▶ _What is needed_
Find the string "practical" in the entries and copy each line that has it.

▶ _Recorded information_
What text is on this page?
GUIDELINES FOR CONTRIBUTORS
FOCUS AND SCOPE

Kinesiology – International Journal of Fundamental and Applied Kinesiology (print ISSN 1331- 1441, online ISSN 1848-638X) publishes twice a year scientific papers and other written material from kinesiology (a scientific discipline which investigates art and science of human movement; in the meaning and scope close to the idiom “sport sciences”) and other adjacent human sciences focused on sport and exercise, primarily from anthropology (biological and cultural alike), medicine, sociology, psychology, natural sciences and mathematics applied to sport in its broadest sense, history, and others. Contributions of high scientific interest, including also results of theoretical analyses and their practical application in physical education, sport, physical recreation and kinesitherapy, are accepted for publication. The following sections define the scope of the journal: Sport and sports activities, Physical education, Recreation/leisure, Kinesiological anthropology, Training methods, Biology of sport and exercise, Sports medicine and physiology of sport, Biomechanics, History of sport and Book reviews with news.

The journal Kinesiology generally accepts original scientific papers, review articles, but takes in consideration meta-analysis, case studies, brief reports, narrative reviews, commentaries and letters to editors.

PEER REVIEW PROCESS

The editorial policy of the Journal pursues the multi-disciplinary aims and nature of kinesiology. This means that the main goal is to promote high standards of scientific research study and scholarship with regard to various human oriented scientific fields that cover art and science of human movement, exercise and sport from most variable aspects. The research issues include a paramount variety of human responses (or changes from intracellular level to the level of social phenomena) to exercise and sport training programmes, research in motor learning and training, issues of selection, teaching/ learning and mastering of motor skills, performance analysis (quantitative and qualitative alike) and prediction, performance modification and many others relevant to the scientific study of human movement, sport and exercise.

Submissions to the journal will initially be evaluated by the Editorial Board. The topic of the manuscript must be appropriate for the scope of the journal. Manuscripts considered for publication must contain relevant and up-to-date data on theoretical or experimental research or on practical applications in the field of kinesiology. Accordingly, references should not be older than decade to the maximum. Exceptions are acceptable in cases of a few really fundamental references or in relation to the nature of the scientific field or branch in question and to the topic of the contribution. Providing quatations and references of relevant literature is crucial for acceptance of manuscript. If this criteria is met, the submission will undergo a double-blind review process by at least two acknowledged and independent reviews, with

▶ _Solution for this task_
Kinesiology – International Journal of Fundamental and Applied Kinesiology (print ISSN 1331- 1441, online ISSN 1848-638X) publishes twice a year scientific papers and other written material from kinesiology (a scientific discipline which investigates art and science of human movement; in the meaning and scope close to the idiom “sport sciences”) and other adjacent human sciences focused on sport and exercise, primarily from anthropology (biological and cultural alike), medicine, sociology, psychology, natural sciences and mathematics applied to sport in its broadest sense, history, and others. Contributions of high scientific interest, including also results of theoretical analyses and their practical application in physical education, sport, physical recreation and kinesitherapy, are accepted for publication. The following sections define the scope of the journal: Sport and sports activities, Physical education, Recreation/leisure, Kinesiological anthropology, Training methods, Biology of sport and exercise, Sports medicine and physiology of sport, Biomechanics, History of sport and Book reviews with news.
Submissions to the journal will initially be evaluated by the Editorial Board. The topic of the manuscript must be appropriate for the scope of the journal. Manuscripts considered for publication must contain relevant and up-to-date data on theoretical or experimental research or on practical applications in the field of kinesiology. Accordingly, references should not be older than decade to the maximum. Exceptions are acceptable in cases of a few really fundamental references or in relation to the nature of the scientific field or branch in question and to the topic of the contribution. Providing quatations and references of relevant literature is crucial for acceptance of manuscript. If this criteria is met, the submission will undergo a double-blind review process by at least two acknowledged and independent reviews, with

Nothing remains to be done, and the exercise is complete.